L'homme au col roulé vert est de retour à la rédaction du Journal de Spirou. [© Delaf/Dupuis]

L'éditeur Dupuis redonne vie à l'anti-héros culte Gaston Lagaffe avec la sortie ce mercredi d'un 22e album. Un retour longtemps juridiquement incertain, qui mise sur la ressemblance plus que sur l'originalité.

Un quart de siècle qu'il n'avait pas trimbalé sa carcasse voutée et son éternel pull à col roulé vert. Une longue absence, qui n'est pas dûe - on s'en doute avec Gaston Lagaffe - à un burn-out, mais au décès de son célèbre inventeur, le génial dessinateur belge Franquin, en 1997.

Ce nouvel album n'a d'ailleurs pu naître qu'après un combat judiciaire opposant la famille de l'auteur, qui ne voulait pas que le héros lui survive, et l'éditeur Dupuis. Finalement, le conflit été résolu et ce nouvel album a pu débarquer en librairie. Confié au Québécois Delaf, il suscitait davantage de craintes que d'espoirs chez les fans.

Entrées de données collectées
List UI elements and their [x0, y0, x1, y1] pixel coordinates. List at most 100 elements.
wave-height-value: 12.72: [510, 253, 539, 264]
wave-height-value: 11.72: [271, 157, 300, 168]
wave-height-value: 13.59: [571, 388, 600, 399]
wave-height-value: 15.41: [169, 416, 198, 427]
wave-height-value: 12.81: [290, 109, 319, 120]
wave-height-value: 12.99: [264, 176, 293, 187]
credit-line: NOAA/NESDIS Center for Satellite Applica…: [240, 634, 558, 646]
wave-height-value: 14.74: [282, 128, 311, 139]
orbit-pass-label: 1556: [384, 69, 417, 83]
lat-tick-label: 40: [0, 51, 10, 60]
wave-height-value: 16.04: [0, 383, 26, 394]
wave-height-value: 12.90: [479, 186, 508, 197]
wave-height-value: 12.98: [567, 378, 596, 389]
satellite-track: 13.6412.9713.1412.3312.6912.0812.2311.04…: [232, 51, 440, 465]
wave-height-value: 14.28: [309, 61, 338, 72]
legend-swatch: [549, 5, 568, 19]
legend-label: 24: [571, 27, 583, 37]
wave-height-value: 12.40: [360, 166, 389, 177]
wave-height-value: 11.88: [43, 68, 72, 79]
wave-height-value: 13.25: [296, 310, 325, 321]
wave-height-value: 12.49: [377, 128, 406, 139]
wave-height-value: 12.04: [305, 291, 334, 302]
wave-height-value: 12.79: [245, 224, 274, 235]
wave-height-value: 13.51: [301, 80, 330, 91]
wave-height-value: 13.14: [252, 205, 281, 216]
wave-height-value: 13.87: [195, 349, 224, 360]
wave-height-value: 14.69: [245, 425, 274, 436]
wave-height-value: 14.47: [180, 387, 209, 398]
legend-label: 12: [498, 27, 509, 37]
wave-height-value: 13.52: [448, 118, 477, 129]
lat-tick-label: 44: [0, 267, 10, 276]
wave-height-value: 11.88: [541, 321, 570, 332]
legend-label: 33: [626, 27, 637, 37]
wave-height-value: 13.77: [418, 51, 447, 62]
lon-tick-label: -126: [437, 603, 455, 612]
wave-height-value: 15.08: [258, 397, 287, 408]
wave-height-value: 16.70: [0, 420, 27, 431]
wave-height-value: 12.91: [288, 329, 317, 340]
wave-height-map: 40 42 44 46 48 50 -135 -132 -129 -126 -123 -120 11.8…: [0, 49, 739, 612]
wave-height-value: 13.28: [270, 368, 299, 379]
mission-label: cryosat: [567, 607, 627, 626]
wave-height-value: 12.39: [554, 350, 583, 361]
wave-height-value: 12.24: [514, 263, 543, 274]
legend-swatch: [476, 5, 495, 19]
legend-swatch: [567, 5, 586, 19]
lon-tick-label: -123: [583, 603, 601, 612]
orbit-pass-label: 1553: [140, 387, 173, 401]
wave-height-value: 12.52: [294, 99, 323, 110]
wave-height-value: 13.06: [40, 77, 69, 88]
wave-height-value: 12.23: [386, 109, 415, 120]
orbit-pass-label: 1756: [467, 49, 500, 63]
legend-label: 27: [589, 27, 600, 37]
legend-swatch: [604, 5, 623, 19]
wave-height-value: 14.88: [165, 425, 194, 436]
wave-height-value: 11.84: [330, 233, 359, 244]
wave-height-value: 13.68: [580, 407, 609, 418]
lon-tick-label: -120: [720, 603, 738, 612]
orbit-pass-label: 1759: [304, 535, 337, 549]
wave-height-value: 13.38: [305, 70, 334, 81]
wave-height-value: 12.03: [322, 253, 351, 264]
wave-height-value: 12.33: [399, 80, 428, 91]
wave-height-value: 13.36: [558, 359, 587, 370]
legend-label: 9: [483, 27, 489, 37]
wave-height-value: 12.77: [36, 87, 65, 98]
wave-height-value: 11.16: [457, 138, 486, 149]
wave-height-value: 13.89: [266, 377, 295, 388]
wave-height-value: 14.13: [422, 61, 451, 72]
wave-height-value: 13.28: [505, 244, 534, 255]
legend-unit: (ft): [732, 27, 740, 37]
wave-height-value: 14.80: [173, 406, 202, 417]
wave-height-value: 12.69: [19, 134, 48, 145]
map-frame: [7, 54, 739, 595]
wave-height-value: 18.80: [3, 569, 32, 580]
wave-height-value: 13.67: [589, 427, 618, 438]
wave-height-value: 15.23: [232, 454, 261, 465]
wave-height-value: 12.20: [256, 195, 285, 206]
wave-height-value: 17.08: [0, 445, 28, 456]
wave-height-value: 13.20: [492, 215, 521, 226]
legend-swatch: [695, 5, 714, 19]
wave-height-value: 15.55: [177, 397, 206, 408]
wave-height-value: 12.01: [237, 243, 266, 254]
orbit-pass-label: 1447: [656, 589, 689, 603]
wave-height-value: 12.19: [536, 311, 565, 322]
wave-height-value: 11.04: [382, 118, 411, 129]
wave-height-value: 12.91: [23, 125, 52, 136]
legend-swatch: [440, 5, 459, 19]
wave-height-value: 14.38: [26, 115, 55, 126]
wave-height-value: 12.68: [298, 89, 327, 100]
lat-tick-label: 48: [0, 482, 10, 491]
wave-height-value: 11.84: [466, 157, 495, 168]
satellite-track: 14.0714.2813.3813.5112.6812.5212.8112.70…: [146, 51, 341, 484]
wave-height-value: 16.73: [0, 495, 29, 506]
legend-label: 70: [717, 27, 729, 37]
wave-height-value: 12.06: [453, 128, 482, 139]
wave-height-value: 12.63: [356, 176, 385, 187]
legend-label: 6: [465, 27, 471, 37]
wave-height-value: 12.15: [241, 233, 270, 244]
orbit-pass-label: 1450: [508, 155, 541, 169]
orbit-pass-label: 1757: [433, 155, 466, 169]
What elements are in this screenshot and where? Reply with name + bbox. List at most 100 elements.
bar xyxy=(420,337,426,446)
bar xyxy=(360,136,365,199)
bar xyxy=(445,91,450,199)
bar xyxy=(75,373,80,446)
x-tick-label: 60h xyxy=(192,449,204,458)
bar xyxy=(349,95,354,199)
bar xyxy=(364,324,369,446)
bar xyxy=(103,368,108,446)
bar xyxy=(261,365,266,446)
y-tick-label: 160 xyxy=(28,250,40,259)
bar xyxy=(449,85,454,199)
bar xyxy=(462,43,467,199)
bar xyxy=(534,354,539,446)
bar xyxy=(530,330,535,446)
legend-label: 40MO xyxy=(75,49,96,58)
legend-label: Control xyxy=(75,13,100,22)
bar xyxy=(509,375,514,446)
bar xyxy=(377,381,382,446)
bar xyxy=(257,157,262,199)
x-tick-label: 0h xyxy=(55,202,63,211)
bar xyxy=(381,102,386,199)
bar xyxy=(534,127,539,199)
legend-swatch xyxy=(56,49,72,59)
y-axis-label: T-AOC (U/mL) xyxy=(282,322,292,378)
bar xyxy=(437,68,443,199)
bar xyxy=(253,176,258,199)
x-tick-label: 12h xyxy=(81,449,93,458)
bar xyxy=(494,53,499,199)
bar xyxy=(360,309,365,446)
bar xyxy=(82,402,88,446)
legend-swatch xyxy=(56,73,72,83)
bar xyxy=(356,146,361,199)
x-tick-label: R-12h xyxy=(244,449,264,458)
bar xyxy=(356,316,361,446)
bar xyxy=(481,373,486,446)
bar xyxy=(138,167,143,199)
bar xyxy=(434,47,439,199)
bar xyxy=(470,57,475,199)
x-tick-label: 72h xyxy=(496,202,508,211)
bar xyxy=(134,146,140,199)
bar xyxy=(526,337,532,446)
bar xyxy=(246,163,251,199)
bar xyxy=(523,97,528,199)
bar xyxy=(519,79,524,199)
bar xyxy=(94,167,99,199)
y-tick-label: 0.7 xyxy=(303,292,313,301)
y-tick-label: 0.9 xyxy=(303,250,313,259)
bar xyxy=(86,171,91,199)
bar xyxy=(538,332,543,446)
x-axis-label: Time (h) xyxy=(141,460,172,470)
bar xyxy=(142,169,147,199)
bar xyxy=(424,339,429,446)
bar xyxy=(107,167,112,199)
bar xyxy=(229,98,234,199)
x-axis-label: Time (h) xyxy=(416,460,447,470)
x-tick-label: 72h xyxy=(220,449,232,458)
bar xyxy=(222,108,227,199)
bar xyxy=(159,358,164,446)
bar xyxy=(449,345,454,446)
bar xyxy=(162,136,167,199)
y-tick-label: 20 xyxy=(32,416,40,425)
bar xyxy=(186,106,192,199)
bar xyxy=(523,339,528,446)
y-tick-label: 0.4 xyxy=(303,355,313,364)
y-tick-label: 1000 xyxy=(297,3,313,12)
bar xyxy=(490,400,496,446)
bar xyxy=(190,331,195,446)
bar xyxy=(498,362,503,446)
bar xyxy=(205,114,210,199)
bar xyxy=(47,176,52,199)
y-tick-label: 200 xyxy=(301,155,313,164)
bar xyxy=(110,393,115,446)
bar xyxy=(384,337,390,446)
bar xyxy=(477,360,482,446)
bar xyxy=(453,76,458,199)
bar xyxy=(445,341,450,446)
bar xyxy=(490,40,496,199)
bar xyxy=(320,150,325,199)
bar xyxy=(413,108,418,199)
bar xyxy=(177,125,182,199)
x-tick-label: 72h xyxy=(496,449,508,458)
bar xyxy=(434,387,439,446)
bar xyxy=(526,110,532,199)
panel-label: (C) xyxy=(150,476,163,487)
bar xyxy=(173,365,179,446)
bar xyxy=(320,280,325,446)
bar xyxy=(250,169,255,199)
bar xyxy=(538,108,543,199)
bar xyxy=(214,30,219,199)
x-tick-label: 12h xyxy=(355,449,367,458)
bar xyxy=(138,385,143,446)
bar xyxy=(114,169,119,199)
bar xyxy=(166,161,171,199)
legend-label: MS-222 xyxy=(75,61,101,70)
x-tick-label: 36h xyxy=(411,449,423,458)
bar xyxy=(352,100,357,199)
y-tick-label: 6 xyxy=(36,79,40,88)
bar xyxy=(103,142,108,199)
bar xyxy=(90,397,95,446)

▸ Consigne: Prolongez l'extrait sur le retour de Gaston Lagaffe en reprenant après sa dernière phrase.

▸ Réponse:
Et pourtant, dès les premières pages, la magie opère et il devient difficile de déceler les différences entre le Gaston de Franquin et celui de son successeur des années 2020.

Gaston, le même au...pixel près ?

Même attitude «molle» du héros, qui contraste avec la vigueur du trait pour dépeindre les différents «pétages de plomb» de ses collègues, mêmes onomatopées caractéristiques - comme le fameux «M'enfin», sa signature - des inventions farfelues à foison, et un sens du rythme et du mouvement presque aussi juste. Côté personnages, on ne change pas une grande famille qui gagne : toute la galerie de «victimes» des facéties de Gaston est elle aussi de retour, telle qu'on la connaît depuis 1957, et la première apparition de l'anti-héros immature. Le comptable Boulier, Monsieur de Mesmaeker et ses fameux contrats, l'amoureuse transie, Mademoiselle Jeanne, à la chevelure toujours aussi flamboyante, sans oublier la mouette rieuse et le chat...

En résulte une sorte de best-of des plus belles années de Gaston, plus qu'un album censé annoncer une nouvelle étape pour le héros tête en l'air.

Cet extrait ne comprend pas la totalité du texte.